__Recorded data__.
+++

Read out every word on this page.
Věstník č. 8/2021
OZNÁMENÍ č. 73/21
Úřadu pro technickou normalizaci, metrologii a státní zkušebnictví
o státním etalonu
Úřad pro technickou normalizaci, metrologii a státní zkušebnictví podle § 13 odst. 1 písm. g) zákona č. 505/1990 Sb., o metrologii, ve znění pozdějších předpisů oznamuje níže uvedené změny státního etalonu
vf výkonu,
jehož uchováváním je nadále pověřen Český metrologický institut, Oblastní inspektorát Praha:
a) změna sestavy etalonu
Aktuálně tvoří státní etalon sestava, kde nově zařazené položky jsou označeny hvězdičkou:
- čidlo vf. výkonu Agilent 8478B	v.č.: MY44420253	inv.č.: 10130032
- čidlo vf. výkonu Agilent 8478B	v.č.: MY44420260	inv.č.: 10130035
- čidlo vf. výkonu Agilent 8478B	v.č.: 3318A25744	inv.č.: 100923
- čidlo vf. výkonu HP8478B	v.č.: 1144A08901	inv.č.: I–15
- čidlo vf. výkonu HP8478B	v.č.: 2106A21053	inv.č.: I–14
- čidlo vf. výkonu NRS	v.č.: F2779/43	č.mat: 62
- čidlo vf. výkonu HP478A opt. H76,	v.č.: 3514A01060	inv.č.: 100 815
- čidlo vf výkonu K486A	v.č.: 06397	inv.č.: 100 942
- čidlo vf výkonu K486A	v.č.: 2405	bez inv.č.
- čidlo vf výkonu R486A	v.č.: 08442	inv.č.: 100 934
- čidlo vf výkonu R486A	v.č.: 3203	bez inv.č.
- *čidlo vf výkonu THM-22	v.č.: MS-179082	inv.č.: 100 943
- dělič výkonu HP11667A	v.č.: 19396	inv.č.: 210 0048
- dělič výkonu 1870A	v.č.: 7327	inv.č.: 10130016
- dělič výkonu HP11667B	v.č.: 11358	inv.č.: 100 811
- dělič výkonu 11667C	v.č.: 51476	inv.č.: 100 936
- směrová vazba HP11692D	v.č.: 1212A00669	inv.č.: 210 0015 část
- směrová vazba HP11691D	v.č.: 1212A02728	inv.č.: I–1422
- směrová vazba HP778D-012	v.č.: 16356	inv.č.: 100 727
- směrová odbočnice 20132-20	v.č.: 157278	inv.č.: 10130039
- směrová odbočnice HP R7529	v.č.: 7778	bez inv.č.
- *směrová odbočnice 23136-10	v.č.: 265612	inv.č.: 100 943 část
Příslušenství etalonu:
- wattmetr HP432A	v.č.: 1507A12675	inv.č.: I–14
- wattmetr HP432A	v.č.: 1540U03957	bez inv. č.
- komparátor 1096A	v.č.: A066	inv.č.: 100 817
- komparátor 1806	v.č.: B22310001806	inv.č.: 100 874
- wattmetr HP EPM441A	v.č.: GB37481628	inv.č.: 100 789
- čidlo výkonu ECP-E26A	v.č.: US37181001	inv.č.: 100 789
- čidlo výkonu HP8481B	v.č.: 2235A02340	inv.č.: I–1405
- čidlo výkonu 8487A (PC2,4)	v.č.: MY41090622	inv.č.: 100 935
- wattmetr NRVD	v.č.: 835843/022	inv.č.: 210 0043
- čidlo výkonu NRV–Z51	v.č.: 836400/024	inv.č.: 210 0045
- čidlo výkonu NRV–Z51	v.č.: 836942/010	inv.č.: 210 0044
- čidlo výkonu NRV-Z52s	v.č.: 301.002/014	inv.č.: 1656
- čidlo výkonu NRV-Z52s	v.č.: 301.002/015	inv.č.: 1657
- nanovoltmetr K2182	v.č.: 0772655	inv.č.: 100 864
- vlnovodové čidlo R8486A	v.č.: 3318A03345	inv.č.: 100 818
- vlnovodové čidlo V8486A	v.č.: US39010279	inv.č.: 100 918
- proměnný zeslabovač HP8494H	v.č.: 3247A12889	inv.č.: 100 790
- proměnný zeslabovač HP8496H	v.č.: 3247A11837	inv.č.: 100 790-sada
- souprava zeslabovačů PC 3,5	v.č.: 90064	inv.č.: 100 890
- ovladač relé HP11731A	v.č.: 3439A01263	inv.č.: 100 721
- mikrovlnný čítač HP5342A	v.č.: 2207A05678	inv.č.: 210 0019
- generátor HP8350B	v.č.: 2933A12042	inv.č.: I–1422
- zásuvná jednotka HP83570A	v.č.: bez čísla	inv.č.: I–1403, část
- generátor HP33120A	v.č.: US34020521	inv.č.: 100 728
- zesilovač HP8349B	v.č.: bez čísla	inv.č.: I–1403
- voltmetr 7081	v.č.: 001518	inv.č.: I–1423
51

+++

__What you will do__. Quote the data in full, keeping each word unchanged.

__Exercise result__.
Read out every word on this page.
Věstník č. 8/2021
OZNÁMENÍ č. 73/21
Úřadu pro technickou normalizaci, metrologii a státní zkušebnictví
o státním etalonu
Úřad pro technickou normalizaci, metrologii a státní zkušebnictví podle § 13 odst. 1 písm. g) zákona č. 505/1990 Sb., o metrologii, ve znění pozdějších předpisů oznamuje níže uvedené změny státního etalonu
vf výkonu,
jehož uchováváním je nadále pověřen Český metrologický institut, Oblastní inspektorát Praha:
a) změna sestavy etalonu
Aktuálně tvoří státní etalon sestava, kde nově zařazené položky jsou označeny hvězdičkou:
- čidlo vf. výkonu Agilent 8478B	v.č.: MY44420253	inv.č.: 10130032
- čidlo vf. výkonu Agilent 8478B	v.č.: MY44420260	inv.č.: 10130035
- čidlo vf. výkonu Agilent 8478B	v.č.: 3318A25744	inv.č.: 100923
- čidlo vf. výkonu HP8478B	v.č.: 1144A08901	inv.č.: I–15
- čidlo vf. výkonu HP8478B	v.č.: 2106A21053	inv.č.: I–14
- čidlo vf. výkonu NRS	v.č.: F2779/43	č.mat: 62
- čidlo vf. výkonu HP478A opt. H76,	v.č.: 3514A01060	inv.č.: 100 815
- čidlo vf výkonu K486A	v.č.: 06397	inv.č.: 100 942
- čidlo vf výkonu K486A	v.č.: 2405	bez inv.č.
- čidlo vf výkonu R486A	v.č.: 08442	inv.č.: 100 934
- čidlo vf výkonu R486A	v.č.: 3203	bez inv.č.
- *čidlo vf výkonu THM-22	v.č.: MS-179082	inv.č.: 100 943
- dělič výkonu HP11667A	v.č.: 19396	inv.č.: 210 0048
- dělič výkonu 1870A	v.č.: 7327	inv.č.: 10130016
- dělič výkonu HP11667B	v.č.: 11358	inv.č.: 100 811
- dělič výkonu 11667C	v.č.: 51476	inv.č.: 100 936
- směrová vazba HP11692D	v.č.: 1212A00669	inv.č.: 210 0015 část
- směrová vazba HP11691D	v.č.: 1212A02728	inv.č.: I–1422
- směrová vazba HP778D-012	v.č.: 16356	inv.č.: 100 727
- směrová odbočnice 20132-20	v.č.: 157278	inv.č.: 10130039
- směrová odbočnice HP R7529	v.č.: 7778	bez inv.č.
- *směrová odbočnice 23136-10	v.č.: 265612	inv.č.: 100 943 část
Příslušenství etalonu:
- wattmetr HP432A	v.č.: 1507A12675	inv.č.: I–14
- wattmetr HP432A	v.č.: 1540U03957	bez inv. č.
- komparátor 1096A	v.č.: A066	inv.č.: 100 817
- komparátor 1806	v.č.: B22310001806	inv.č.: 100 874
- wattmetr HP EPM441A	v.č.: GB37481628	inv.č.: 100 789
- čidlo výkonu ECP-E26A	v.č.: US37181001	inv.č.: 100 789
- čidlo výkonu HP8481B	v.č.: 2235A02340	inv.č.: I–1405
- čidlo výkonu 8487A (PC2,4)	v.č.: MY41090622	inv.č.: 100 935
- wattmetr NRVD	v.č.: 835843/022	inv.č.: 210 0043
- čidlo výkonu NRV–Z51	v.č.: 836400/024	inv.č.: 210 0045
- čidlo výkonu NRV–Z51	v.č.: 836942/010	inv.č.: 210 0044
- čidlo výkonu NRV-Z52s	v.č.: 301.002/014	inv.č.: 1656
- čidlo výkonu NRV-Z52s	v.č.: 301.002/015	inv.č.: 1657
- nanovoltmetr K2182	v.č.: 0772655	inv.č.: 100 864
- vlnovodové čidlo R8486A	v.č.: 3318A03345	inv.č.: 100 818
- vlnovodové čidlo V8486A	v.č.: US39010279	inv.č.: 100 918
- proměnný zeslabovač HP8494H	v.č.: 3247A12889	inv.č.: 100 790
- proměnný zeslabovač HP8496H	v.č.: 3247A11837	inv.č.: 100 790-sada
- souprava zeslabovačů PC 3,5	v.č.: 90064	inv.č.: 100 890
- ovladač relé HP11731A	v.č.: 3439A01263	inv.č.: 100 721
- mikrovlnný čítač HP5342A	v.č.: 2207A05678	inv.č.: 210 0019
- generátor HP8350B	v.č.: 2933A12042	inv.č.: I–1422
- zásuvná jednotka HP83570A	v.č.: bez čísla	inv.č.: I–1403, část
- generátor HP33120A	v.č.: US34020521	inv.č.: 100 728
- zesilovač HP8349B	v.č.: bez čísla	inv.č.: I–1403
- voltmetr 7081	v.č.: 001518	inv.č.: I–1423
51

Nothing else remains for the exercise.